## TASK OBJECTIVE
Reproduce word for word the stretch of the records from the line containing "Patent image size: (1008, 776)." through the end of the records, both ends included.

## EXCERPTED DATA
## Start

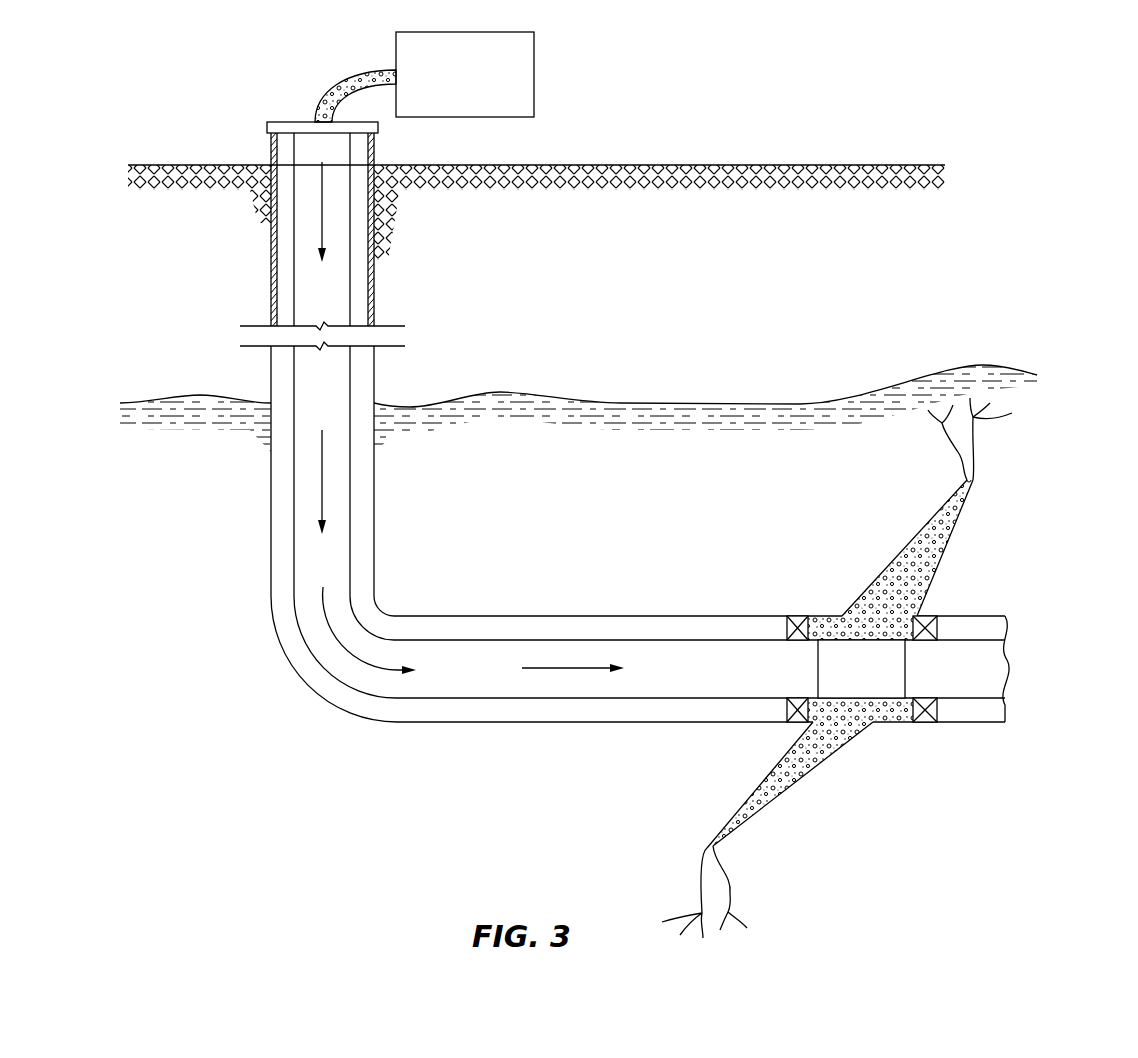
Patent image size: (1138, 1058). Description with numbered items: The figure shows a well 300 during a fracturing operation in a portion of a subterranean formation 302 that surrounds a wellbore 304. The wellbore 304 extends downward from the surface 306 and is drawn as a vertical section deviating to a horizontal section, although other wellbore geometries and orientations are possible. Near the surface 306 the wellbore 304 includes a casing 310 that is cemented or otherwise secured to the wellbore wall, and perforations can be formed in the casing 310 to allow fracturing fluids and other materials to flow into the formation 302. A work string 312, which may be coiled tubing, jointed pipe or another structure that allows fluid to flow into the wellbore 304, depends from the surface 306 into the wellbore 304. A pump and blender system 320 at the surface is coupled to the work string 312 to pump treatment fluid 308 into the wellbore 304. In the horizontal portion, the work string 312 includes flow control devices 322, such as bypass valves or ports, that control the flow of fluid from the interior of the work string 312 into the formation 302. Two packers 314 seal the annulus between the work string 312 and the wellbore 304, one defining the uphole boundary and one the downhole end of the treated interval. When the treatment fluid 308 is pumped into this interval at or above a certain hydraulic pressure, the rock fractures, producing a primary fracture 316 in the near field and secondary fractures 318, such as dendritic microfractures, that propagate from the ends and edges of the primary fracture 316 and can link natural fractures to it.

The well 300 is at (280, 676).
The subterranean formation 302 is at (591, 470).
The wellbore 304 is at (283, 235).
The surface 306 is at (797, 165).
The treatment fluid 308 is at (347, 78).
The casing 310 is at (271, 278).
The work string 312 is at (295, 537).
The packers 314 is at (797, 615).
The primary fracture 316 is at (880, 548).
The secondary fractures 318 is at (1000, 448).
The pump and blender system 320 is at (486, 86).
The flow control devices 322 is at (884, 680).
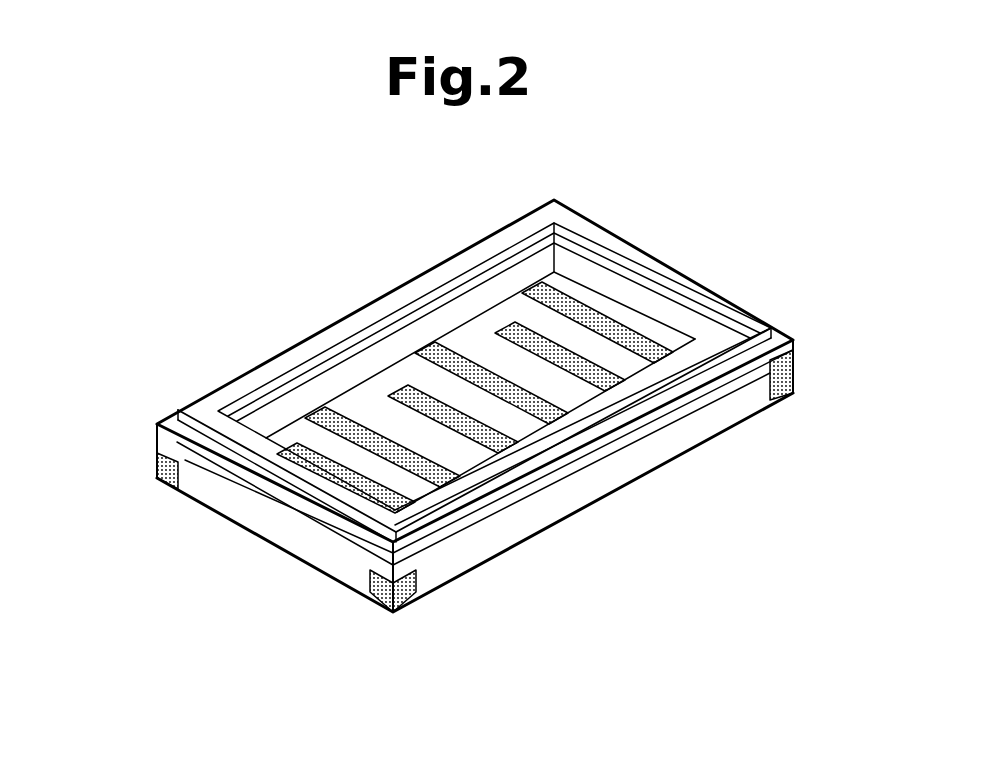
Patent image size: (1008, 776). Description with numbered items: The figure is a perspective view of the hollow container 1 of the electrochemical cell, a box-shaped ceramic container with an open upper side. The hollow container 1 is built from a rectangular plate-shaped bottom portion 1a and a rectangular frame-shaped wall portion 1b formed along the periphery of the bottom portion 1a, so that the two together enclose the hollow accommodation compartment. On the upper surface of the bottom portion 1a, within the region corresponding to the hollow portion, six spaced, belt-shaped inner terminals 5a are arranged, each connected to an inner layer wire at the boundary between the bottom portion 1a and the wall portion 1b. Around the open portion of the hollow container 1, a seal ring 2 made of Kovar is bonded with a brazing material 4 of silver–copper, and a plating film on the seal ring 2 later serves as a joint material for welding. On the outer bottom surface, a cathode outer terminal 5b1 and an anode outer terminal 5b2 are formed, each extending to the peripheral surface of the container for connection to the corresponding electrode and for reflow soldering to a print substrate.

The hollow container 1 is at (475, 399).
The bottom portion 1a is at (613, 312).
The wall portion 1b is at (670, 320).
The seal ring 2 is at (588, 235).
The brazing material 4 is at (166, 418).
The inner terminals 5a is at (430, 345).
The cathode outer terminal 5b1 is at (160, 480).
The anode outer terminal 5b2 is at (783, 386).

## End

## EXERCISE SOLUTION
Patent image size: (1008, 776). Description with numbered items: The figure is a perspective view of the hollow container 1 of the electrochemical cell, a box-shaped ceramic container with an open upper side. The hollow container 1 is built from a rectangular plate-shaped bottom portion 1a and a rectangular frame-shaped wall portion 1b formed along the periphery of the bottom portion 1a, so that the two together enclose the hollow accommodation compartment. On the upper surface of the bottom portion 1a, within the region corresponding to the hollow portion, six spaced, belt-shaped inner terminals 5a are arranged, each connected to an inner layer wire at the boundary between the bottom portion 1a and the wall portion 1b. Around the open portion of the hollow container 1, a seal ring 2 made of Kovar is bonded with a brazing material 4 of silver–copper, and a plating film on the seal ring 2 later serves as a joint material for welding. On the outer bottom surface, a cathode outer terminal 5b1 and an anode outer terminal 5b2 are formed, each extending to the peripheral surface of the container for connection to the corresponding electrode and for reflow soldering to a print substrate.

The hollow container 1 is at (475, 399).
The bottom portion 1a is at (613, 312).
The wall portion 1b is at (670, 320).
The seal ring 2 is at (588, 235).
The brazing material 4 is at (166, 418).
The inner terminals 5a is at (430, 345).
The cathode outer terminal 5b1 is at (160, 480).
The anode outer terminal 5b2 is at (783, 386).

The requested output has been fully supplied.